Text to read -
Respondent corporation (Hilton), which owned close to 90% of the
stock of Waldorf, determined to merge the two companies. The merger
was formally opposed by the holders of about 6% of Waldorf shares,
title to whose stock under New York law thereupon passed to
Waldorf, the dissenters becoming Waldorf's creditors for its fair
value. On December 28, 1953, Hilton voted its Waldorf stock
approving the merger, which was consummated in accordance with New
York law on December 31. The dissenting Waldorf shareowners
thereafter rejected a Hilton cash offer and began appraisal
proceedings in the New York courts. Hilton retained a consultant to
value the Waldorf stock as of the day before the Waldorf
shareholders' merger vote, and also obtained legal and other
services in connection with the appraisal litigation, which
ultimately ended in a settlement. Hilton deducted the consulting
and other professional fees on its income tax return as ordinary
and necessary business expenses, which the Commissioner of Internal
Revenue disallowed on the ground that the payments were capital
expenditures. Hilton paid the tax and brought this refund suit in
District Court, which held that the payments related to the
appraisal proceeding were deductible. The Court of Appeals,
applying the "primary purpose" test, affirmed, noting that the
proceeding was not necessary to effect the merger, but that its
paramount purpose was to determine the fair value of the dissenting
shareholders' share in Waldorf.
Held:
1. Litigation costs arising out of the acquisition of a capital
asset are capital expenses whether or not the taxpayer incurred
them for the purpose of defending or perfecting title to property,
Woodward v. Commissioner, ante, p.
397 U. S. 572, and
the functional nature of the appraisal remedy as a forced purchase
of the dissenters' stock is the same, regardless of whether title
passed before or after the price of their stock was determined. Pp.
397 U. S.
583-584.
Page 397 U. S. 581
2. The debt that Hilton inherited from Waldorf of paying the
dissenter for their share retained its capital character through
the merger, as did the expenditure for fixing the amount of that
debt. Pp.
397 U. S.
584-585.
410 F.2d 194, reversed and remanded.

Data records -

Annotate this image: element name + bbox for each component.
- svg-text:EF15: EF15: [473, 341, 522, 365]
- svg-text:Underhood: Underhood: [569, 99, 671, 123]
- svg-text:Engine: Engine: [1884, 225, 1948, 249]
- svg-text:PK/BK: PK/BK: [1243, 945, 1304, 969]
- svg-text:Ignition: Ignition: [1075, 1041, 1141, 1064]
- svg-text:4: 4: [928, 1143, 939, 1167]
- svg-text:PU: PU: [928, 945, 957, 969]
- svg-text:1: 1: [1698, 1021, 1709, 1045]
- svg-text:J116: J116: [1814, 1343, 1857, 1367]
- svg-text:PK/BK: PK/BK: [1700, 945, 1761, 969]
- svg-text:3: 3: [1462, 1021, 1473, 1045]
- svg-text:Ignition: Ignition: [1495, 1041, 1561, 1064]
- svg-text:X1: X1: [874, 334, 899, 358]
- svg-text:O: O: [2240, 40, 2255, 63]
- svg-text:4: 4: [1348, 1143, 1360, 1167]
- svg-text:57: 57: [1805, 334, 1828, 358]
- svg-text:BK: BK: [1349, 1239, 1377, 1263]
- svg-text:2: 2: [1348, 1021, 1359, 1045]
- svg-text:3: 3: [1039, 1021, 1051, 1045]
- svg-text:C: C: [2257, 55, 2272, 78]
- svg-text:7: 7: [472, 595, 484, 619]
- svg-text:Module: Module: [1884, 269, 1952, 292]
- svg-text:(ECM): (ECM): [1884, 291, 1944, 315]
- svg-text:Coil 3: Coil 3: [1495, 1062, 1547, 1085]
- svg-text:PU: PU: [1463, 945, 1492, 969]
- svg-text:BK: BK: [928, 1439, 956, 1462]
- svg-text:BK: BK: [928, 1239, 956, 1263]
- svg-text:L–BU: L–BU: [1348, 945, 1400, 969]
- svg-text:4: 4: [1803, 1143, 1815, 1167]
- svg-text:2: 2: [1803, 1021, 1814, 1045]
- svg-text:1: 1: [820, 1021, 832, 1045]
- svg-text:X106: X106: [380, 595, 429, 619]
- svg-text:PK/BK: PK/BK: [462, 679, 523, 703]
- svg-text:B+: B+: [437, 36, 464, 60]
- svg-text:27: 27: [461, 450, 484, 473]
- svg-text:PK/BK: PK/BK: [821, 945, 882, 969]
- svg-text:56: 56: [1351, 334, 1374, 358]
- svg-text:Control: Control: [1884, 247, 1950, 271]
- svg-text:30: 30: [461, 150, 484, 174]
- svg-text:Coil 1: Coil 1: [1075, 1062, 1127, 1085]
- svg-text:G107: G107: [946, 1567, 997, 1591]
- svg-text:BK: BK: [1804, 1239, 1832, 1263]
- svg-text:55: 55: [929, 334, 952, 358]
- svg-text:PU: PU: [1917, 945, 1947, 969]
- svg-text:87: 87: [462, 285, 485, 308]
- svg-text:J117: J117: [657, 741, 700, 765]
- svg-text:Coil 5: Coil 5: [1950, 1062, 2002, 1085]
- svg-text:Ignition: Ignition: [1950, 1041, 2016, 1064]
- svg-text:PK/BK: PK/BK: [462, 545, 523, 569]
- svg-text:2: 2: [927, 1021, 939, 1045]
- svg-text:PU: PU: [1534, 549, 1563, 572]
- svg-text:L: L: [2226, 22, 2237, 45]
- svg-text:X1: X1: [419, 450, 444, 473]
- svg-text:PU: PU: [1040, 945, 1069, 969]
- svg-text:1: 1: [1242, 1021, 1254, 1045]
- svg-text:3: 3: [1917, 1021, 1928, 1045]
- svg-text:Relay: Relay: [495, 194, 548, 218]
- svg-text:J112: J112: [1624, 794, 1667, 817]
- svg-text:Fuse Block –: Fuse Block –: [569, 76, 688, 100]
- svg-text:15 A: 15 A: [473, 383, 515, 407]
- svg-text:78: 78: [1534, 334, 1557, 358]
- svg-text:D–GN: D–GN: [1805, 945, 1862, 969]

Description of the task - What comes next in the case summary about Hilton's merger with Waldorf and the tax deduction dispute? Continue it from its final line.

Output below -
MR. JUSTICE MARSHALL delivered the opinion of the Court.
This is the companion case to
Woodward v. Commissioner,
ante, p.
397 U. S. 572, and
presents a similar question involving the tax treatment of
appraisal litigation expenses.
In 1953, taxpayer Hilton Hotels Corporation, which owned close
to 90% of the common shares of the Hotel Waldorf-Astoria
Corporation, determined to merge the two companies. Hilton retained
a consulting firm to prepare a merger study to determine a fair
rate of exchange between Hilton stock and Waldorf stock. After this
study was completed, on November 12, 1953, Hilton and Waldorf
entered into a merger agreement under which Hilton would be the
surviving corporation, and 1.25 shares of Hilton stock would be
offered for each outstanding Waldorf share not already held by
Hilton. On December 28, Hilton voted its Waldorf stock to approve
the merger by the requisite majority. Prior to the vote, the
holders of about 6% of the Waldorf shares had filed with Waldorf
their written objections
Page 397 U. S. 582
to the merger, and demanded payment for their stock, pursuant to
§ 91 of the New York Stock Corporation Law.
On December 31, 1953, Hilton filed the merger agreement and the
certificate of consolidation with the Secretary of State of New
York, thus consummating the merger under New York law. On January
7, 1954, Hilton made a cash offer to the dissenting Waldorf
shareholders, which they rejected. The dissenters then began
appraisal proceedings in the New York courts, pursuant to § 21 of
the New York Stock Corporation Law.
Between January and May, 1954, Hilton asked its consulting firm
to value the Waldorf stock as of December 27, 1953, the day prior
to the Waldorf shareholders' vote approving the merger. Hilton also
obtained the services of lawyers, and other professional services,
in connection with the appraisal litigation. The appraisal
proceeding was finally terminated in June, 1955, when the state
court approved a settlement agreed to by the parties.
Hilton deducted the fees paid to the consulting firm, and the
cost of legal and other professional services arising out of the
appraisal proceeding, as ordinary and necessary business expenses
under § 162 of the Internal Revenue Code of 1954, 26 U.S.C. § 162.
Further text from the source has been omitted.